__Set problem__
Set the data down again, exactly as it reads, but without the pictures.

__Given records__

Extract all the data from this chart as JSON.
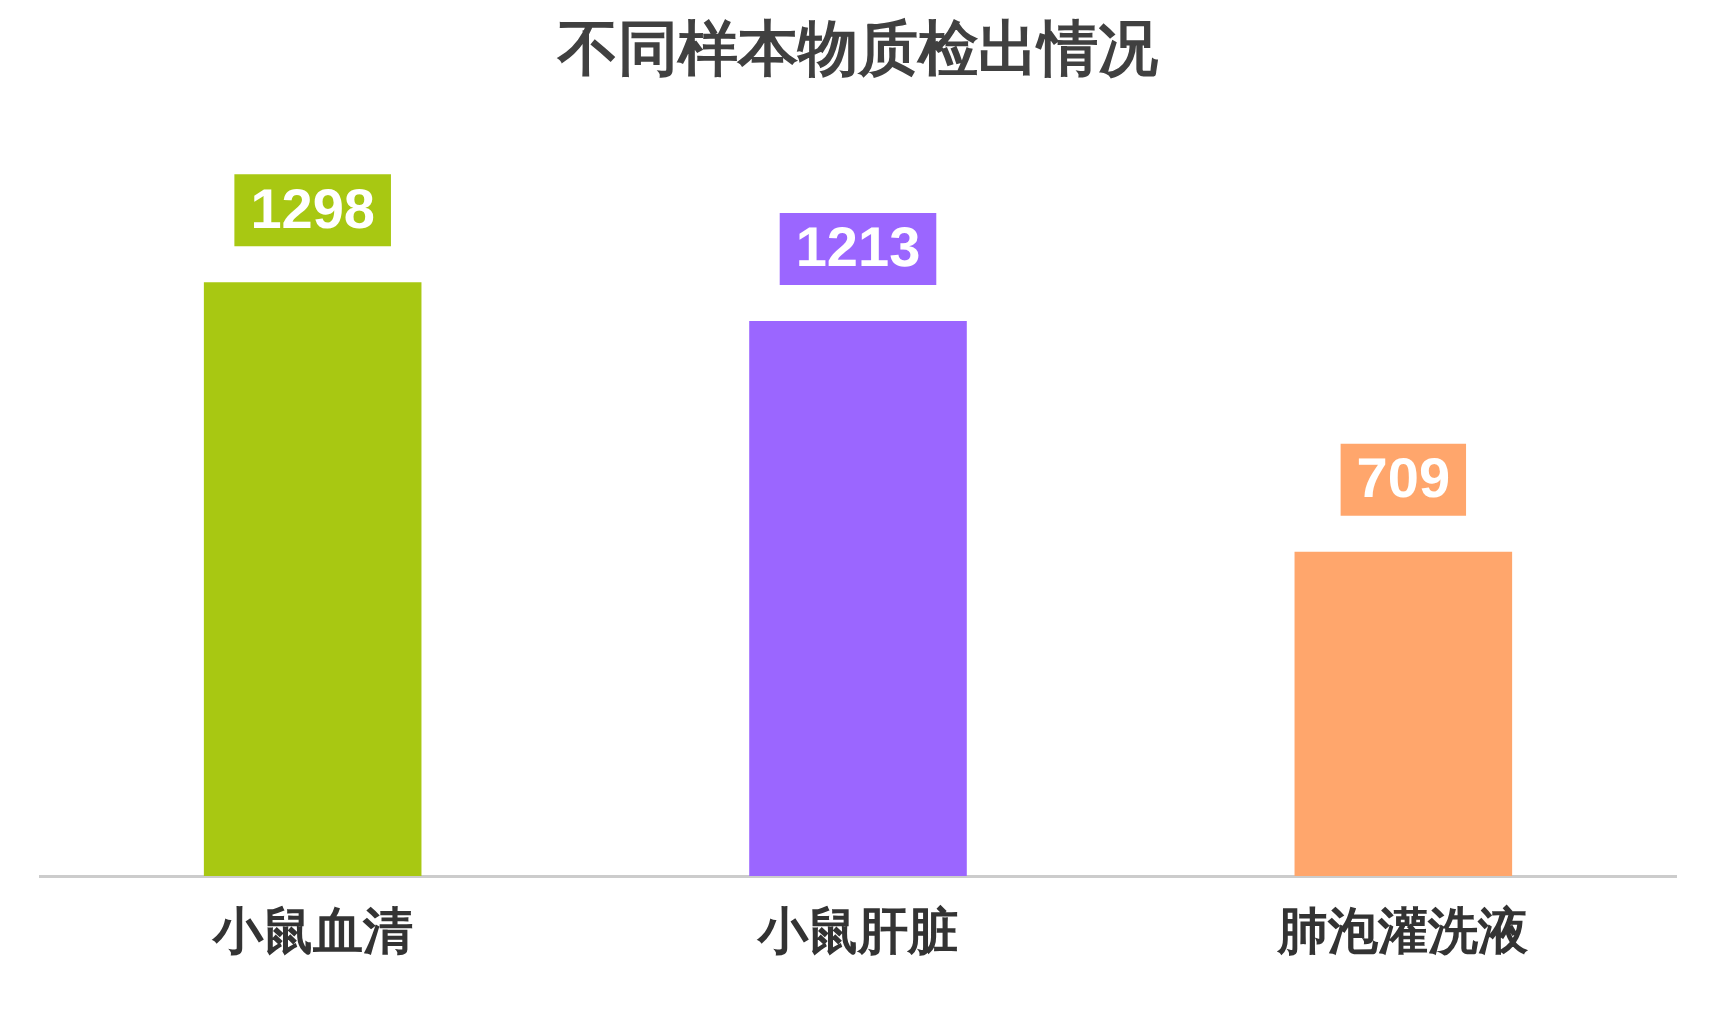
{
  "chart_data": {
    "type": "bar",
    "title": "不同样本物质检出情况",
    "categories": [
      "小鼠血清",
      "小鼠肝脏",
      "肺泡灌洗液"
    ],
    "values": [
      1298,
      1213,
      709
    ],
    "colors": [
      "#a8c812",
      "#9b66ff",
      "#ffa66c"
    ],
    "data_labels": true,
    "grid": false,
    "legend": false
  }
}
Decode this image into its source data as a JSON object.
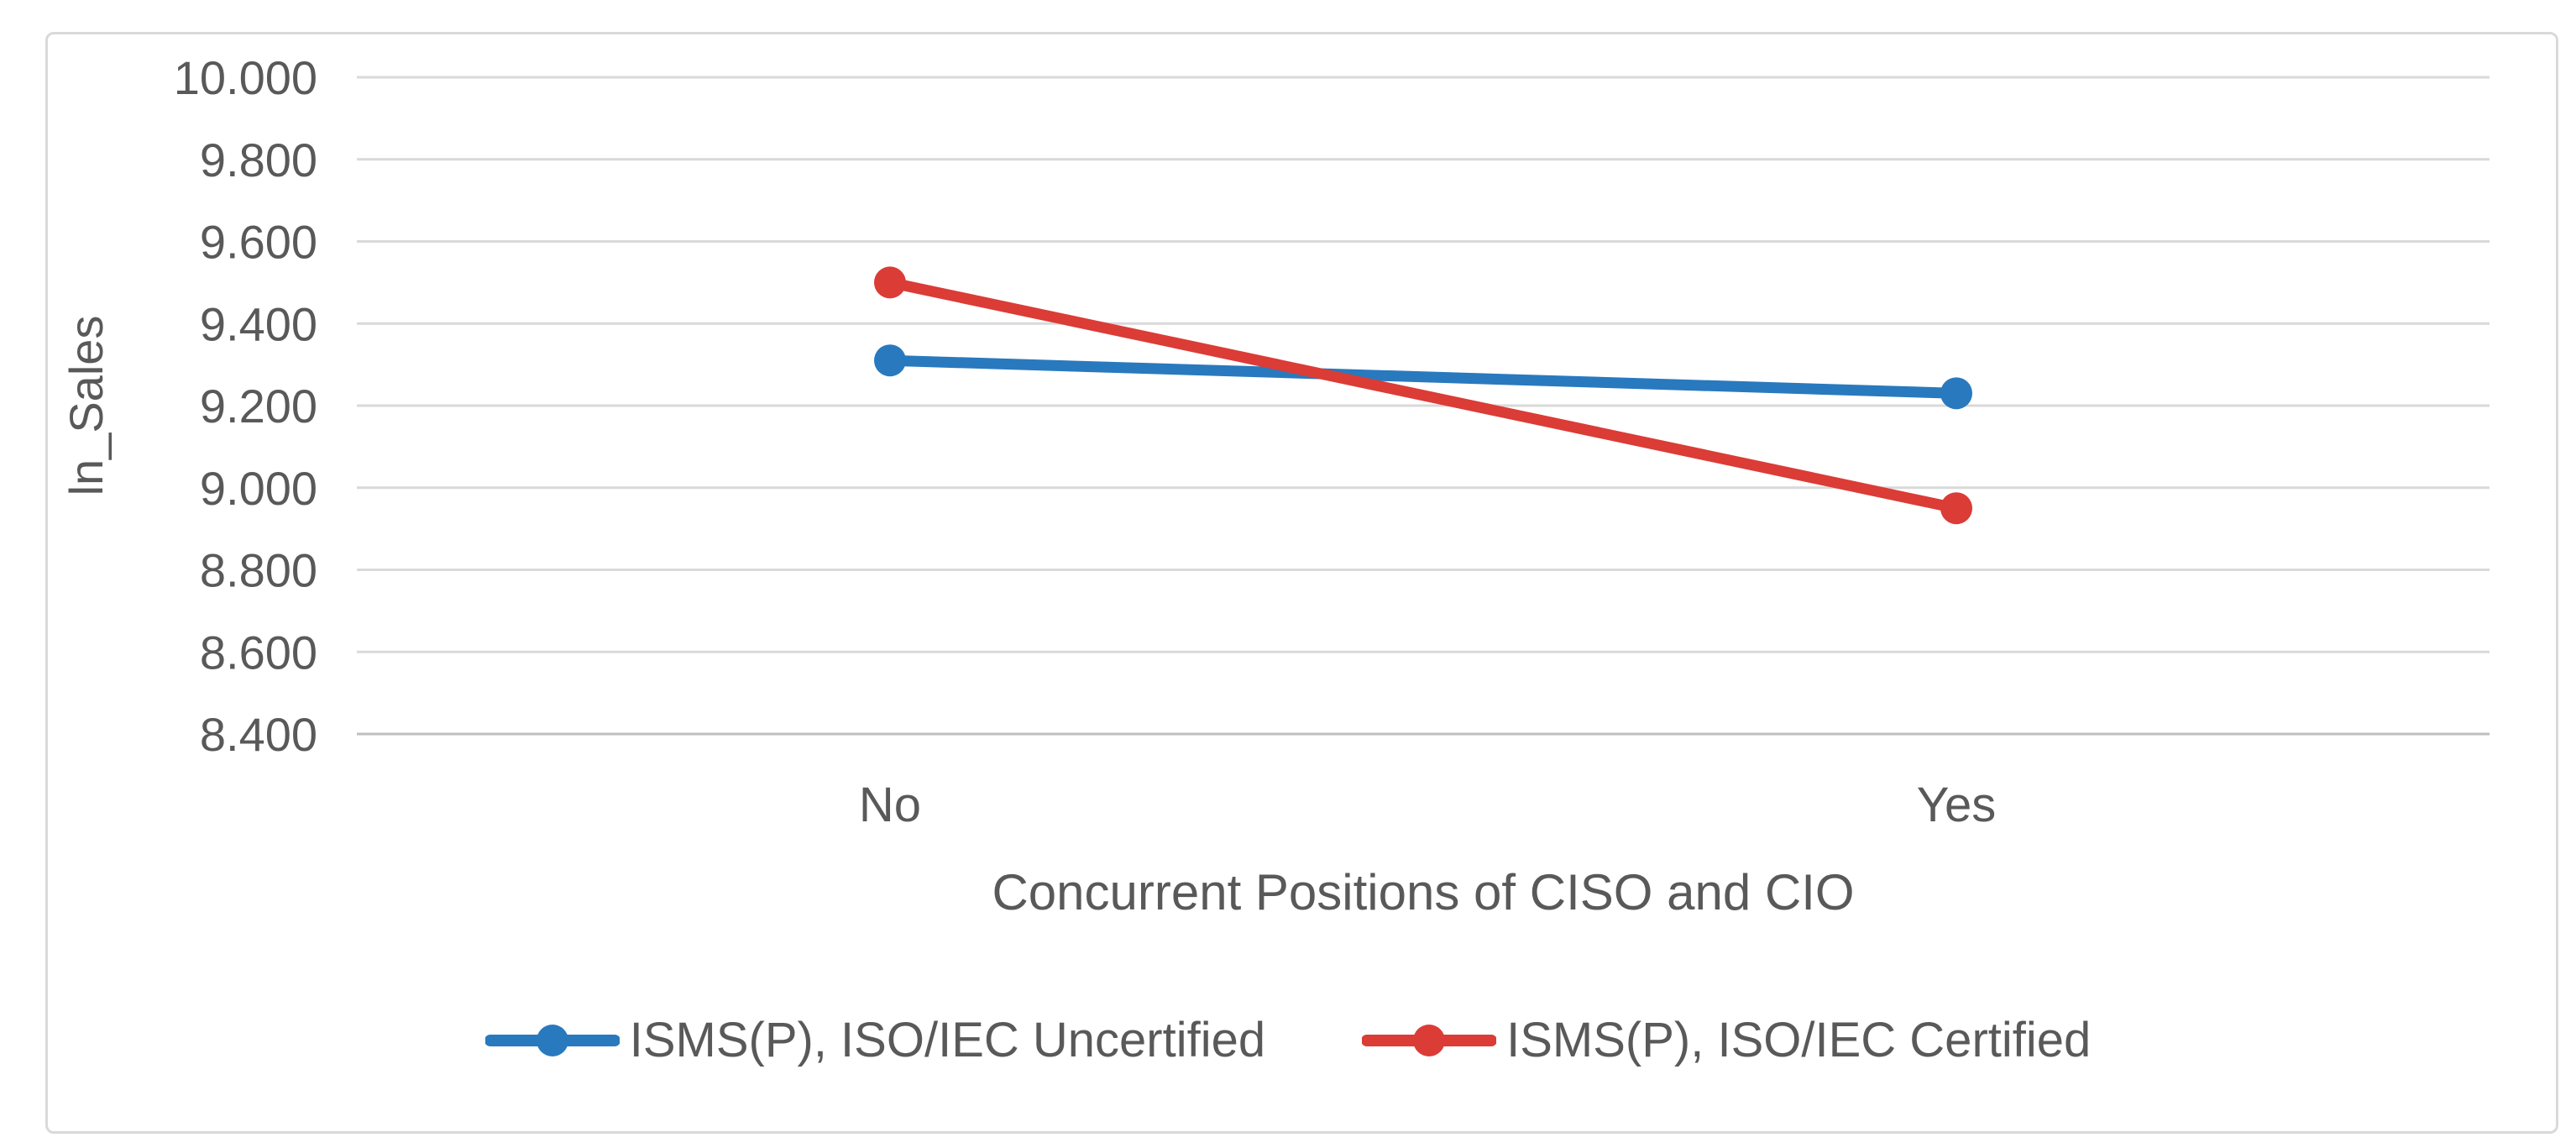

__Problem solution__
Extract all the data from this chart as JSON.
{
  "chart_data": {
    "type": "bar",
    "title": "不同样本物质检出情况",
    "categories": [
      "小鼠血清",
      "小鼠肝脏",
      "肺泡灌洗液"
    ],
    "values": [
      1298,
      1213,
      709
    ],
    "colors": [
      "#a8c812",
      "#9b66ff",
      "#ffa66c"
    ],
    "data_labels": true,
    "grid": false,
    "legend": false
  }
}
Decode this image into its source data as a JSON object.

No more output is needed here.